**** DATA EXCERPTS ****

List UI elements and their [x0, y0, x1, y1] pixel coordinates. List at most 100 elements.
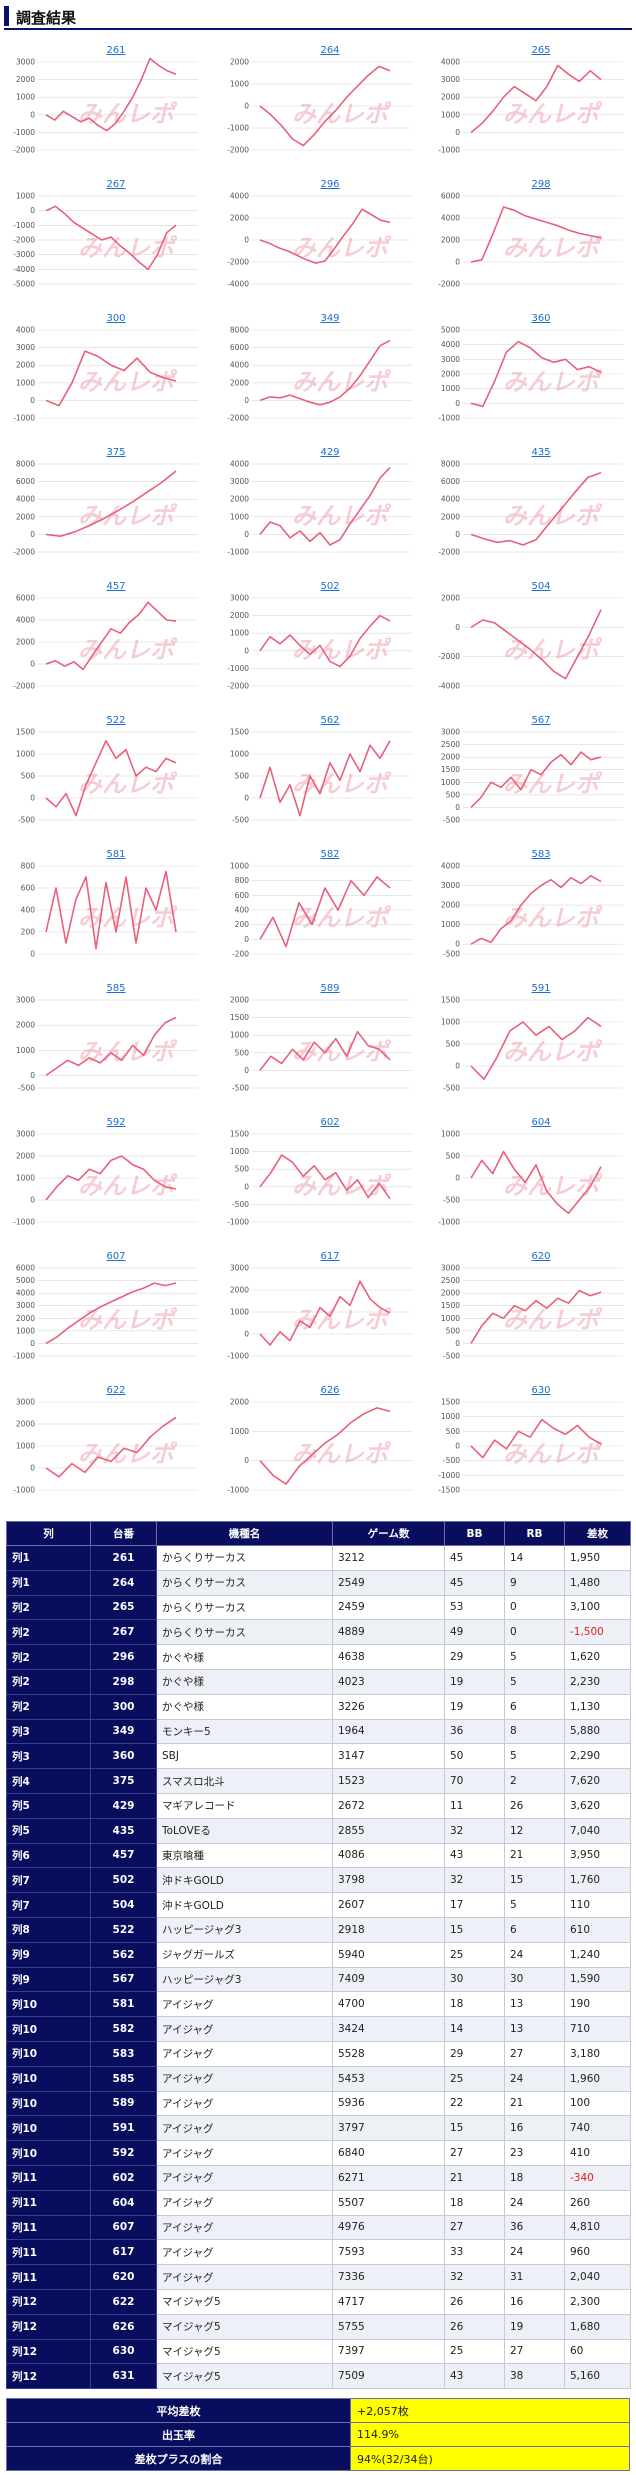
cell-value: 13	[504, 2016, 565, 2042]
cell-machine-number: 375	[90, 1768, 157, 1794]
chart-title-link[interactable]: 502	[320, 581, 339, 592]
cell-row-label: 列6	[6, 1842, 91, 1869]
y-tick-label: -2000	[438, 280, 460, 289]
cell-value: 27	[504, 2338, 565, 2365]
cell-value: 27	[444, 2214, 505, 2241]
y-tick-label: 500	[446, 1326, 461, 1335]
y-tick-label: 1000	[16, 1174, 35, 1183]
table-row: 列2 296 かぐや様 4638 29 5 1,620	[6, 1644, 631, 1670]
table-row: 列8 522 ハッピージャグ3 2918 15 6 610	[6, 1916, 631, 1943]
y-tick-label: 1500	[230, 728, 249, 737]
chart-title-link[interactable]: 583	[531, 849, 550, 860]
chart-title-link[interactable]: 607	[106, 1251, 125, 1262]
svg-text:みんレポ: みんレポ	[503, 1038, 603, 1066]
chart-title-link[interactable]: 620	[531, 1251, 550, 1262]
svg-text:みんレポ: みんレポ	[292, 636, 392, 664]
chart-title-link[interactable]: 457	[106, 581, 125, 592]
cell-value: 3,950	[564, 1842, 631, 1869]
chart-title-link[interactable]: 265	[531, 45, 550, 56]
cell-machine-number: 435	[90, 1817, 157, 1844]
cell-row-label: 列3	[6, 1743, 91, 1770]
y-tick-label: -1000	[227, 664, 249, 673]
chart-title-link[interactable]: 300	[106, 313, 125, 324]
cell-row-label: 列5	[6, 1817, 91, 1844]
cell-value: 5	[504, 1892, 565, 1918]
y-tick-label: 1000	[16, 93, 35, 102]
chart-title-link[interactable]: 622	[106, 1385, 125, 1396]
cell-value: 1,950	[564, 1545, 631, 1571]
chart-title-link[interactable]: 581	[106, 849, 125, 860]
y-tick-label: 2000	[16, 512, 35, 521]
cell-machine-number: 583	[90, 2040, 157, 2067]
cell-machine-number: 630	[90, 2338, 157, 2365]
watermark-logo: みんレポ	[292, 502, 392, 530]
chart-title-link[interactable]: 592	[106, 1117, 125, 1128]
chart-title-link[interactable]: 585	[106, 983, 125, 994]
chart-title-link[interactable]: 375	[106, 447, 125, 458]
y-tick-label: 1000	[230, 512, 249, 521]
chart-title-link[interactable]: 604	[531, 1117, 550, 1128]
y-tick-label: 2000	[230, 58, 249, 67]
chart-title-link[interactable]: 626	[320, 1385, 339, 1396]
cell-row-label: 列10	[6, 2065, 91, 2092]
table-row: 列10 591 アイジャグ 3797 15 16 740	[6, 2115, 631, 2142]
svg-text:みんレポ: みんレポ	[78, 1172, 178, 1200]
cell-value: 2,040	[564, 2264, 631, 2290]
chart-title-link[interactable]: 522	[106, 715, 125, 726]
chart-title-link[interactable]: 264	[320, 45, 339, 56]
y-tick-label: -1000	[227, 1218, 249, 1227]
chart-title-link[interactable]: 591	[531, 983, 550, 994]
series-line	[470, 1289, 602, 1344]
chart-title-link[interactable]: 602	[320, 1117, 339, 1128]
chart-title-link[interactable]: 435	[531, 447, 550, 458]
y-tick-label: 3000	[16, 58, 35, 67]
chart-title-link[interactable]: 504	[531, 581, 550, 592]
chart-title-link[interactable]: 617	[320, 1251, 339, 1262]
cell-value: アイジャグ	[156, 1991, 333, 2018]
cell-value: 36	[504, 2214, 565, 2241]
chart-title-link[interactable]: 360	[531, 313, 550, 324]
chart-375: 375 8000 6000 4000 2000 0 -2000 みんレポ	[13, 447, 198, 557]
cell-value: 3,100	[564, 1594, 631, 1621]
cell-row-label: 列11	[6, 2264, 91, 2290]
cell-value: 15	[444, 1916, 505, 1943]
cell-value: 3797	[332, 2115, 445, 2142]
watermark-logo: みんレポ	[78, 502, 178, 530]
chart-title-link[interactable]: 562	[320, 715, 339, 726]
chart-title-link[interactable]: 567	[531, 715, 550, 726]
watermark-logo: みんレポ	[78, 368, 178, 396]
chart-title-link[interactable]: 349	[320, 313, 339, 324]
cell-row-label: 列3	[6, 1718, 91, 1745]
cell-value: ジャグガールズ	[156, 1941, 333, 1968]
chart-title-link[interactable]: 630	[531, 1385, 550, 1396]
table-row: 列10 592 アイジャグ 6840 27 23 410	[6, 2140, 631, 2166]
y-tick-label: 200	[21, 928, 36, 937]
svg-text:みんレポ: みんレポ	[78, 636, 178, 664]
cell-value: 4086	[332, 1842, 445, 1869]
y-tick-label: -2000	[438, 652, 460, 661]
cell-row-label: 列1	[6, 1545, 91, 1571]
cell-value: 5936	[332, 2090, 445, 2117]
y-tick-label: 1000	[441, 1130, 460, 1139]
chart-title-link[interactable]: 429	[320, 447, 339, 458]
y-tick-label: 1500	[16, 728, 35, 737]
y-tick-label: -500	[18, 816, 35, 825]
cell-row-label: 列9	[6, 1941, 91, 1968]
svg-text:みんレポ: みんレポ	[503, 234, 603, 262]
chart-title-link[interactable]: 267	[106, 179, 125, 190]
y-tick-label: 3000	[230, 477, 249, 486]
cell-value: 24	[504, 1941, 565, 1968]
table-row: 列10 581 アイジャグ 4700 18 13 190	[6, 1991, 631, 2018]
column-header: 差枚	[564, 1521, 631, 1546]
chart-title-link[interactable]: 589	[320, 983, 339, 994]
cell-value: 5507	[332, 2189, 445, 2216]
chart-title-link[interactable]: 298	[531, 179, 550, 190]
chart-title-link[interactable]: 582	[320, 849, 339, 860]
table-row: 列2 300 かぐや様 3226 19 6 1,130	[6, 1693, 631, 1720]
y-tick-label: 0	[455, 128, 460, 137]
cell-value: 5755	[332, 2313, 445, 2340]
cell-value: からくりサーカス	[156, 1569, 333, 1596]
chart-title-link[interactable]: 296	[320, 179, 339, 190]
chart-title-link[interactable]: 261	[106, 45, 125, 56]
y-tick-label: 2000	[441, 753, 460, 762]
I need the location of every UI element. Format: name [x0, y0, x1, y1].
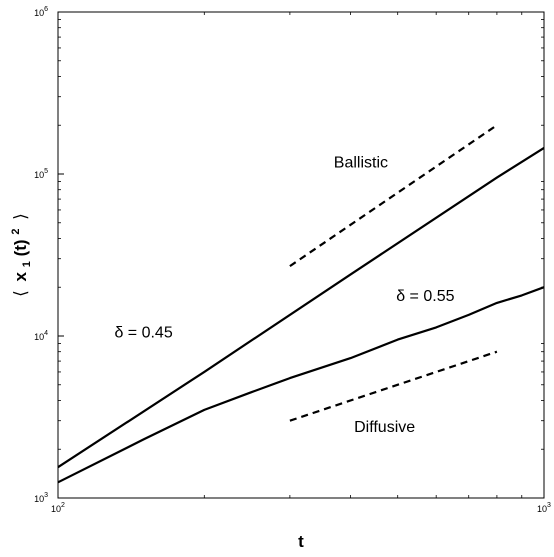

****

| EXERCISE GOAL |
Show every line of the listing above that contains the string "text".

| ANSWER TO THIS PROBLEM |
svg-text:みんレポ: みんレポ	[503, 1038, 603, 1066]
svg-text:みんレポ: みんレポ	[292, 636, 392, 664]
svg-text:みんレポ: みんレポ	[78, 1172, 178, 1200]
svg-text:みんレポ: みんレポ	[78, 636, 178, 664]
svg-text:みんレポ: みんレポ	[503, 234, 603, 262]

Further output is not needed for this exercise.